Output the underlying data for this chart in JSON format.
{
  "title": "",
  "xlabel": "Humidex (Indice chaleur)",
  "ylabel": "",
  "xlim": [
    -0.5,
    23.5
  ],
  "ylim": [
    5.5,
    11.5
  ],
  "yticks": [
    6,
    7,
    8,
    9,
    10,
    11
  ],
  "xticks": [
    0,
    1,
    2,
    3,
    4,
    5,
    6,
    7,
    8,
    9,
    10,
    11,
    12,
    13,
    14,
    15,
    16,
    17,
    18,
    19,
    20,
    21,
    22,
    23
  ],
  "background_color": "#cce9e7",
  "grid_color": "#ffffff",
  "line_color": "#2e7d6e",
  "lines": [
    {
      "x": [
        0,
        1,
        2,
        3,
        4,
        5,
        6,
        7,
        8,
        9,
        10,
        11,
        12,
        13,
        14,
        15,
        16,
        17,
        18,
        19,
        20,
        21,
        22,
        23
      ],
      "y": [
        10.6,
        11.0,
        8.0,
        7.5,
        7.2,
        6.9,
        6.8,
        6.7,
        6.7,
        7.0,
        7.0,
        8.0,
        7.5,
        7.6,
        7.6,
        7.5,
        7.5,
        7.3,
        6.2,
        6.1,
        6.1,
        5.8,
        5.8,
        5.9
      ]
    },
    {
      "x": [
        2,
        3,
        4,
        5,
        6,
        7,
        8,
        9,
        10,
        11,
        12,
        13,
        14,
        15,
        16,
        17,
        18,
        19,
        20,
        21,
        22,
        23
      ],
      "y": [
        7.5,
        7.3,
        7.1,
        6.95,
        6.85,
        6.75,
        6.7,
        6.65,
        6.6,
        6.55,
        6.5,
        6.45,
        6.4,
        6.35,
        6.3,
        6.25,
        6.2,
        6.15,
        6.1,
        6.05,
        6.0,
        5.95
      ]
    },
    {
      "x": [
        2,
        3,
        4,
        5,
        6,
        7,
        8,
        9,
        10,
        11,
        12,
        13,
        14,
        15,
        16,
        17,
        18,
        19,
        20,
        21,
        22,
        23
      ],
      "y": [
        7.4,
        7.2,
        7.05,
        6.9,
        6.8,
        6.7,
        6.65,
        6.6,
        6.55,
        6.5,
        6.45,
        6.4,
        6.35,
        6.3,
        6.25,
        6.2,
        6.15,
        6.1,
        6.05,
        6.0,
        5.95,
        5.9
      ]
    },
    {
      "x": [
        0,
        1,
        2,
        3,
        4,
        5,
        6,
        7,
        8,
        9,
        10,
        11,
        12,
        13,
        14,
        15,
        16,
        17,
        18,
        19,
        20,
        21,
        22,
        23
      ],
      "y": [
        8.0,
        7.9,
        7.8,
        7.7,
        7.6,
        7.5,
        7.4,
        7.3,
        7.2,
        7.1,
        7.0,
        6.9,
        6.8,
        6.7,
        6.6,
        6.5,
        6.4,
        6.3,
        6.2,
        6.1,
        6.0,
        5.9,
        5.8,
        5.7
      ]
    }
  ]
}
------------------------
Write out all of the records once more, exactly.

Output the underlying data for this chart in JSON format.
{
  "title": "",
  "xlabel": "Humidex (Indice chaleur)",
  "ylabel": "",
  "xlim": [
    -0.5,
    23.5
  ],
  "ylim": [
    5.5,
    11.5
  ],
  "yticks": [
    6,
    7,
    8,
    9,
    10,
    11
  ],
  "xticks": [
    0,
    1,
    2,
    3,
    4,
    5,
    6,
    7,
    8,
    9,
    10,
    11,
    12,
    13,
    14,
    15,
    16,
    17,
    18,
    19,
    20,
    21,
    22,
    23
  ],
  "background_color": "#cce9e7",
  "grid_color": "#ffffff",
  "line_color": "#2e7d6e",
  "lines": [
    {
      "x": [
        0,
        1,
        2,
        3,
        4,
        5,
        6,
        7,
        8,
        9,
        10,
        11,
        12,
        13,
        14,
        15,
        16,
        17,
        18,
        19,
        20,
        21,
        22,
        23
      ],
      "y": [
        10.6,
        11.0,
        8.0,
        7.5,
        7.2,
        6.9,
        6.8,
        6.7,
        6.7,
        7.0,
        7.0,
        8.0,
        7.5,
        7.6,
        7.6,
        7.5,
        7.5,
        7.3,
        6.2,
        6.1,
        6.1,
        5.8,
        5.8,
        5.9
      ]
    },
    {
      "x": [
        2,
        3,
        4,
        5,
        6,
        7,
        8,
        9,
        10,
        11,
        12,
        13,
        14,
        15,
        16,
        17,
        18,
        19,
        20,
        21,
        22,
        23
      ],
      "y": [
        7.5,
        7.3,
        7.1,
        6.95,
        6.85,
        6.75,
        6.7,
        6.65,
        6.6,
        6.55,
        6.5,
        6.45,
        6.4,
        6.35,
        6.3,
        6.25,
        6.2,
        6.15,
        6.1,
        6.05,
        6.0,
        5.95
      ]
    },
    {
      "x": [
        2,
        3,
        4,
        5,
        6,
        7,
        8,
        9,
        10,
        11,
        12,
        13,
        14,
        15,
        16,
        17,
        18,
        19,
        20,
        21,
        22,
        23
      ],
      "y": [
        7.4,
        7.2,
        7.05,
        6.9,
        6.8,
        6.7,
        6.65,
        6.6,
        6.55,
        6.5,
        6.45,
        6.4,
        6.35,
        6.3,
        6.25,
        6.2,
        6.15,
        6.1,
        6.05,
        6.0,
        5.95,
        5.9
      ]
    },
    {
      "x": [
        0,
        1,
        2,
        3,
        4,
        5,
        6,
        7,
        8,
        9,
        10,
        11,
        12,
        13,
        14,
        15,
        16,
        17,
        18,
        19,
        20,
        21,
        22,
        23
      ],
      "y": [
        8.0,
        7.9,
        7.8,
        7.7,
        7.6,
        7.5,
        7.4,
        7.3,
        7.2,
        7.1,
        7.0,
        6.9,
        6.8,
        6.7,
        6.6,
        6.5,
        6.4,
        6.3,
        6.2,
        6.1,
        6.0,
        5.9,
        5.8,
        5.7
      ]
    }
  ]
}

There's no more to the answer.